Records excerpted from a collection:
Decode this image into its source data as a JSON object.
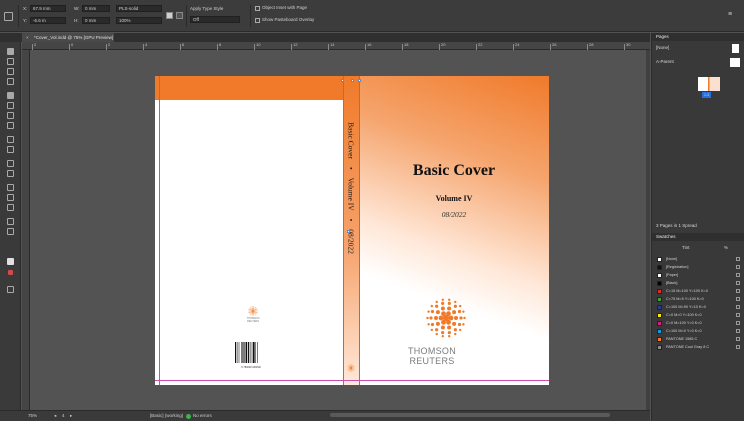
{
  "control_bar": {
    "x_value": "67.9 mm",
    "y_value": "-6.6 m",
    "w_value": "0 mm",
    "h_value": "0 mm",
    "stroke_style": "PLS-solid",
    "opacity": "100%",
    "fx_label": "fx",
    "apply_type_style": "Apply Type Style",
    "type_style_value": "Off",
    "checkbox_1": "Object Inset with Page",
    "checkbox_2": "Show Pasteboard Overlay"
  },
  "document_tab": {
    "title": "*Cover_Vol.indd @ 75% [GPU Preview]",
    "close": "×"
  },
  "ruler": {
    "marks": [
      "2",
      "0",
      "2",
      "4",
      "6",
      "8",
      "10",
      "12",
      "14",
      "16",
      "18",
      "20",
      "22",
      "24",
      "26",
      "28",
      "30"
    ]
  },
  "spine": {
    "text": [
      "Basic Cover",
      "•",
      "Volume IV",
      "•",
      "08/2022"
    ]
  },
  "cover": {
    "title": "Basic Cover",
    "volume": "Volume IV",
    "date": "08/2022",
    "company_line1": "THOMSON",
    "company_line2": "REUTERS",
    "back_company": "THOMSON REUTERS",
    "barcode_digits": "9 780000 000000"
  },
  "status_bar": {
    "zoom": "75%",
    "page_nav": "4",
    "style": "[Basic] (working)",
    "errors": "No errors"
  },
  "panels": {
    "pages_title": "Pages",
    "pages_none": "[None]",
    "pages_master": "A-Parent",
    "spread_label": "1-3",
    "pages_footer": "3 Pages in 1 Spread",
    "swatches_title": "Swatches",
    "tint_label": "Tint",
    "tint_value": "%",
    "swatches": [
      {
        "name": "[None]",
        "color": "#ffffff"
      },
      {
        "name": "[Registration]",
        "color": "#111111"
      },
      {
        "name": "[Paper]",
        "color": "#ffffff"
      },
      {
        "name": "[Black]",
        "color": "#000000"
      },
      {
        "name": "C=15 M=100 Y=100 K=0",
        "color": "#d92d2a"
      },
      {
        "name": "C=75 M=5 Y=100 K=0",
        "color": "#3ea13d"
      },
      {
        "name": "C=100 M=90 Y=10 K=0",
        "color": "#2a3a8f"
      },
      {
        "name": "C=0 M=0 Y=100 K=0",
        "color": "#f5e614"
      },
      {
        "name": "C=0 M=100 Y=0 K=0",
        "color": "#d61f7b"
      },
      {
        "name": "C=100 M=0 Y=0 K=0",
        "color": "#0c9fd9"
      },
      {
        "name": "PANTONE 1585 C",
        "color": "#f07a2a"
      },
      {
        "name": "PANTONE Cool Gray 8 C",
        "color": "#8a8a8a"
      }
    ]
  }
}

Exercise description >> Quote every line word for word and keep the images out of the copy.

Completed exercise >>
Decode this image into its source data as a JSON object.
{
  "control_bar": {
    "x_value": "67.9 mm",
    "y_value": "-6.6 m",
    "w_value": "0 mm",
    "h_value": "0 mm",
    "stroke_style": "PLS-solid",
    "opacity": "100%",
    "fx_label": "fx",
    "apply_type_style": "Apply Type Style",
    "type_style_value": "Off",
    "checkbox_1": "Object Inset with Page",
    "checkbox_2": "Show Pasteboard Overlay"
  },
  "document_tab": {
    "title": "*Cover_Vol.indd @ 75% [GPU Preview]",
    "close": "×"
  },
  "ruler": {
    "marks": [
      "2",
      "0",
      "2",
      "4",
      "6",
      "8",
      "10",
      "12",
      "14",
      "16",
      "18",
      "20",
      "22",
      "24",
      "26",
      "28",
      "30"
    ]
  },
  "spine": {
    "text": [
      "Basic Cover",
      "•",
      "Volume IV",
      "•",
      "08/2022"
    ]
  },
  "cover": {
    "title": "Basic Cover",
    "volume": "Volume IV",
    "date": "08/2022",
    "company_line1": "THOMSON",
    "company_line2": "REUTERS",
    "back_company": "THOMSON REUTERS",
    "barcode_digits": "9 780000 000000"
  },
  "status_bar": {
    "zoom": "75%",
    "page_nav": "4",
    "style": "[Basic] (working)",
    "errors": "No errors"
  },
  "panels": {
    "pages_title": "Pages",
    "pages_none": "[None]",
    "pages_master": "A-Parent",
    "spread_label": "1-3",
    "pages_footer": "3 Pages in 1 Spread",
    "swatches_title": "Swatches",
    "tint_label": "Tint",
    "tint_value": "%",
    "swatches": [
      {
        "name": "[None]",
        "color": "#ffffff"
      },
      {
        "name": "[Registration]",
        "color": "#111111"
      },
      {
        "name": "[Paper]",
        "color": "#ffffff"
      },
      {
        "name": "[Black]",
        "color": "#000000"
      },
      {
        "name": "C=15 M=100 Y=100 K=0",
        "color": "#d92d2a"
      },
      {
        "name": "C=75 M=5 Y=100 K=0",
        "color": "#3ea13d"
      },
      {
        "name": "C=100 M=90 Y=10 K=0",
        "color": "#2a3a8f"
      },
      {
        "name": "C=0 M=0 Y=100 K=0",
        "color": "#f5e614"
      },
      {
        "name": "C=0 M=100 Y=0 K=0",
        "color": "#d61f7b"
      },
      {
        "name": "C=100 M=0 Y=0 K=0",
        "color": "#0c9fd9"
      },
      {
        "name": "PANTONE 1585 C",
        "color": "#f07a2a"
      },
      {
        "name": "PANTONE Cool Gray 8 C",
        "color": "#8a8a8a"
      }
    ]
  }
}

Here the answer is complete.